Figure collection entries
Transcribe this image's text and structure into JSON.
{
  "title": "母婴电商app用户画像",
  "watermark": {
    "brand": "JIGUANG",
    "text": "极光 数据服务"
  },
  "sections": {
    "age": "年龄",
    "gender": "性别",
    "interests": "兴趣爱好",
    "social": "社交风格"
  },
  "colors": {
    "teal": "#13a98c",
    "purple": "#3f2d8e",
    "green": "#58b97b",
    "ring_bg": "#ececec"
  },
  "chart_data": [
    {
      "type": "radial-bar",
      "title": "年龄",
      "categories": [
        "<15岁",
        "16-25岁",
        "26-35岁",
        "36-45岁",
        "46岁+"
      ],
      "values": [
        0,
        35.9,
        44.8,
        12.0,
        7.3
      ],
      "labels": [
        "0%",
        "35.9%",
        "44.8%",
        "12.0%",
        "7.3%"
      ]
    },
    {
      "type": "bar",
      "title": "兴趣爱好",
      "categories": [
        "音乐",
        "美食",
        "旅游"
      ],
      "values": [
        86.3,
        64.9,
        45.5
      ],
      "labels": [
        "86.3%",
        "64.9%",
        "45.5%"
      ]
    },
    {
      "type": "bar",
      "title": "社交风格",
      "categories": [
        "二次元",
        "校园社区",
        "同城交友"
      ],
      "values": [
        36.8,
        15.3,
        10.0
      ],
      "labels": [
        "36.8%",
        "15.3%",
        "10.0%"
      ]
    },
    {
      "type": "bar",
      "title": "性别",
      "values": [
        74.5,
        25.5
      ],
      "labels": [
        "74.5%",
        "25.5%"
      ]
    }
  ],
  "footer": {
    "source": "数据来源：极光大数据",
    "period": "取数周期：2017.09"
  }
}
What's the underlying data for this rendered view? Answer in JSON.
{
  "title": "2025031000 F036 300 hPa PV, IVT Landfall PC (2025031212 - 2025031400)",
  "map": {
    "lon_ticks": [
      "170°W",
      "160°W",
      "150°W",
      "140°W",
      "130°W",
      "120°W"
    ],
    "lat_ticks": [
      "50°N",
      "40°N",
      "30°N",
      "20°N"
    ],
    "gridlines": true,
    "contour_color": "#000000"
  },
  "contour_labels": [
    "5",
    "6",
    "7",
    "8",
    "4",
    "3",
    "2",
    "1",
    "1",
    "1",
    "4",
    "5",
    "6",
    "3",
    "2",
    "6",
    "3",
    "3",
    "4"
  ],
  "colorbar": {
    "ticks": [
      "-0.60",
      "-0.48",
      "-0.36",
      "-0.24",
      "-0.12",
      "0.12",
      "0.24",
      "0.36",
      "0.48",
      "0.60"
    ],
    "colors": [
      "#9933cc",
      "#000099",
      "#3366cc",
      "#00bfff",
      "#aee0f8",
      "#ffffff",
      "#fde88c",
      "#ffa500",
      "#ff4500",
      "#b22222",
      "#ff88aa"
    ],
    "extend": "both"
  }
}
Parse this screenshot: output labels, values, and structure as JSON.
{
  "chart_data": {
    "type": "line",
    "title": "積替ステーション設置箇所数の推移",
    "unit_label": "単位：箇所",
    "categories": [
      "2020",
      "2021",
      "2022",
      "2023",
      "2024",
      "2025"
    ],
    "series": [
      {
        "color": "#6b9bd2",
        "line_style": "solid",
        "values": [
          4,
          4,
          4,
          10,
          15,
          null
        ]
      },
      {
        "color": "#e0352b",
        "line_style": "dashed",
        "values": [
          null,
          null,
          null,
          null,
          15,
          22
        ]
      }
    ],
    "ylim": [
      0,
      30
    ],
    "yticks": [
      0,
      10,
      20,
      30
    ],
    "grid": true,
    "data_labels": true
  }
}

### Aim of the task
List every line above that holds the word "this".

### The completed task
Transcribe this image's text and structure into JSON.
What's the underlying data for this rendered view? Answer in JSON.
Parse this screenshot: output labels, values, and structure as JSON.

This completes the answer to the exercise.